What you should do: Copy out the data below verbatim.

Listed entries:
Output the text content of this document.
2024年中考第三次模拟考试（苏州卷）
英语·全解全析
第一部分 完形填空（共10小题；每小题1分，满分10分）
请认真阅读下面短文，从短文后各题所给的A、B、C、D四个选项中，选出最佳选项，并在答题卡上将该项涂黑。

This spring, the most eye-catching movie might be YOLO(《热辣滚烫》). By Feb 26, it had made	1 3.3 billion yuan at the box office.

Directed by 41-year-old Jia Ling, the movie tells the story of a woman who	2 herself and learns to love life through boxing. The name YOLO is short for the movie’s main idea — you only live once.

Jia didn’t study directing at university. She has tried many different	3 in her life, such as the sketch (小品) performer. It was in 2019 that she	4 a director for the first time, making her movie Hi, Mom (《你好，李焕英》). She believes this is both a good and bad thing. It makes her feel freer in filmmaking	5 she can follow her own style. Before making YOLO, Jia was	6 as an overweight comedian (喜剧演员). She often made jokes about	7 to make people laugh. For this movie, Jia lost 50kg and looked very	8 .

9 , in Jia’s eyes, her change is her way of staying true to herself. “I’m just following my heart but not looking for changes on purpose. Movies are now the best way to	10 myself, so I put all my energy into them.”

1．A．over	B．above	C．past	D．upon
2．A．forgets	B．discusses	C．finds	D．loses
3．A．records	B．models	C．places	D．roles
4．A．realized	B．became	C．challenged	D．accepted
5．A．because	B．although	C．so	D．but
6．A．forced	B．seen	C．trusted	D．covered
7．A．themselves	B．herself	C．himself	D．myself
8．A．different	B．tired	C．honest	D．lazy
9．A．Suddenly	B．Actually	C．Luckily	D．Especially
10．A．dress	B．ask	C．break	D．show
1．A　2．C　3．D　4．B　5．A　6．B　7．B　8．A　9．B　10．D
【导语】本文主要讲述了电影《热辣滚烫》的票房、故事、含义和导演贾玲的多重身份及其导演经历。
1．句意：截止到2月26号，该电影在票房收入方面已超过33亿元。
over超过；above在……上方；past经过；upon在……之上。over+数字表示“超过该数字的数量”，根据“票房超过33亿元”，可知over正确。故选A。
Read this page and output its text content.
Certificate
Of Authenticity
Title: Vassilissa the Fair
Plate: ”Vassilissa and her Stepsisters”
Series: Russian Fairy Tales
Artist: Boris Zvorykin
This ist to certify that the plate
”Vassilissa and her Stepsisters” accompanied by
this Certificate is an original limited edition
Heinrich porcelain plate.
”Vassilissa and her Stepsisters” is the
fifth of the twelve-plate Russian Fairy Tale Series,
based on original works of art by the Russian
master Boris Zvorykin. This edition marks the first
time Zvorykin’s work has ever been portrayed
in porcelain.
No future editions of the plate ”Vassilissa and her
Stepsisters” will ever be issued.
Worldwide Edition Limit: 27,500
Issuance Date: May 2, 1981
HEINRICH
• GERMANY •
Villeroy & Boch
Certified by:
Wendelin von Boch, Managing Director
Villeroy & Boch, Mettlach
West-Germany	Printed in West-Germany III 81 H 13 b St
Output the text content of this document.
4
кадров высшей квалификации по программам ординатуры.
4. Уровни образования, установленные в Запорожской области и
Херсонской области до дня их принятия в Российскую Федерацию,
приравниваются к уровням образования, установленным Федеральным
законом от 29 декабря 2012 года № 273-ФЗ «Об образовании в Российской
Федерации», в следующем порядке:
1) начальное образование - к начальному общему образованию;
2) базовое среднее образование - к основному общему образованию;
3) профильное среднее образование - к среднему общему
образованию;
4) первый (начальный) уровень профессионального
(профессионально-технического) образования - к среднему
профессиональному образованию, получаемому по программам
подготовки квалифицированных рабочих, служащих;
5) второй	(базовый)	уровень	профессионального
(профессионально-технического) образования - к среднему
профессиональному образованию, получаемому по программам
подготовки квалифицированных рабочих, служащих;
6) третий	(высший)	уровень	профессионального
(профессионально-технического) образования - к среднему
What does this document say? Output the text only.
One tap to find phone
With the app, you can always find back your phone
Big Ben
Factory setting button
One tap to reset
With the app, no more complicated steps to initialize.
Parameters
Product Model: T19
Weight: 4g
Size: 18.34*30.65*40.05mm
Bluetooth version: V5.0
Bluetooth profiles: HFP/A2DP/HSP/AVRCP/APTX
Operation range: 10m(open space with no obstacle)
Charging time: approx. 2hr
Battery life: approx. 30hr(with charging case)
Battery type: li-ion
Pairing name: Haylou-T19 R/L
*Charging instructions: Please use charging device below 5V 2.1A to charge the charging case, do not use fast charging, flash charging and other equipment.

Solution:
Output the text content of this document.
2024年中考第三次模拟考试（苏州卷）
英语·全解全析
第一部分 完形填空（共10小题；每小题1分，满分10分）
请认真阅读下面短文，从短文后各题所给的A、B、C、D四个选项中，选出最佳选项，并在答题卡上将该项涂黑。

This spring, the most eye-catching movie might be YOLO(《热辣滚烫》). By Feb 26, it had made	1 3.3 billion yuan at the box office.

Directed by 41-year-old Jia Ling, the movie tells the story of a woman who	2 herself and learns to love life through boxing. The name YOLO is short for the movie’s main idea — you only live once.

Jia didn’t study directing at university. She has tried many different	3 in her life, such as the sketch (小品) performer. It was in 2019 that she	4 a director for the first time, making her movie Hi, Mom (《你好，李焕英》). She believes this is both a good and bad thing. It makes her feel freer in filmmaking	5 she can follow her own style. Before making YOLO, Jia was	6 as an overweight comedian (喜剧演员). She often made jokes about	7 to make people laugh. For this movie, Jia lost 50kg and looked very	8 .

9 , in Jia’s eyes, her change is her way of staying true to herself. “I’m just following my heart but not looking for changes on purpose. Movies are now the best way to	10 myself, so I put all my energy into them.”

1．A．over	B．above	C．past	D．upon
2．A．forgets	B．discusses	C．finds	D．loses
3．A．records	B．models	C．places	D．roles
4．A．realized	B．became	C．challenged	D．accepted
5．A．because	B．although	C．so	D．but
6．A．forced	B．seen	C．trusted	D．covered
7．A．themselves	B．herself	C．himself	D．myself
8．A．different	B．tired	C．honest	D．lazy
9．A．Suddenly	B．Actually	C．Luckily	D．Especially
10．A．dress	B．ask	C．break	D．show
1．A　2．C　3．D　4．B　5．A　6．B　7．B　8．A　9．B　10．D
【导语】本文主要讲述了电影《热辣滚烫》的票房、故事、含义和导演贾玲的多重身份及其导演经历。
1．句意：截止到2月26号，该电影在票房收入方面已超过33亿元。
over超过；above在……上方；past经过；upon在……之上。over+数字表示“超过该数字的数量”，根据“票房超过33亿元”，可知over正确。故选A。
Read this page and output its text content.
Certificate
Of Authenticity
Title: Vassilissa the Fair
Plate: ”Vassilissa and her Stepsisters”
Series: Russian Fairy Tales
Artist: Boris Zvorykin
This ist to certify that the plate
”Vassilissa and her Stepsisters” accompanied by
this Certificate is an original limited edition
Heinrich porcelain plate.
”Vassilissa and her Stepsisters” is the
fifth of the twelve-plate Russian Fairy Tale Series,
based on original works of art by the Russian
master Boris Zvorykin. This edition marks the first
time Zvorykin’s work has ever been portrayed
in porcelain.
No future editions of the plate ”Vassilissa and her
Stepsisters” will ever be issued.
Worldwide Edition Limit: 27,500
Issuance Date: May 2, 1981
HEINRICH
• GERMANY •
Villeroy & Boch
Certified by:
Wendelin von Boch, Managing Director
Villeroy & Boch, Mettlach
West-Germany	Printed in West-Germany III 81 H 13 b St
Output the text content of this document.
4
кадров высшей квалификации по программам ординатуры.
4. Уровни образования, установленные в Запорожской области и
Херсонской области до дня их принятия в Российскую Федерацию,
приравниваются к уровням образования, установленным Федеральным
законом от 29 декабря 2012 года № 273-ФЗ «Об образовании в Российской
Федерации», в следующем порядке:
1) начальное образование - к начальному общему образованию;
2) базовое среднее образование - к основному общему образованию;
3) профильное среднее образование - к среднему общему
образованию;
4) первый (начальный) уровень профессионального
(профессионально-технического) образования - к среднему
профессиональному образованию, получаемому по программам
подготовки квалифицированных рабочих, служащих;
5) второй	(базовый)	уровень	профессионального
(профессионально-технического) образования - к среднему
профессиональному образованию, получаемому по программам
подготовки квалифицированных рабочих, служащих;
6) третий	(высший)	уровень	профессионального
(профессионально-технического) образования - к среднему
What does this document say? Output the text only.
One tap to find phone
With the app, you can always find back your phone
Big Ben
Factory setting button
One tap to reset
With the app, no more complicated steps to initialize.
Parameters
Product Model: T19
Weight: 4g
Size: 18.34*30.65*40.05mm
Bluetooth version: V5.0
Bluetooth profiles: HFP/A2DP/HSP/AVRCP/APTX
Operation range: 10m(open space with no obstacle)
Charging time: approx. 2hr
Battery life: approx. 30hr(with charging case)
Battery type: li-ion
Pairing name: Haylou-T19 R/L
*Charging instructions: Please use charging device below 5V 2.1A to charge the charging case, do not use fast charging, flash charging and other equipment.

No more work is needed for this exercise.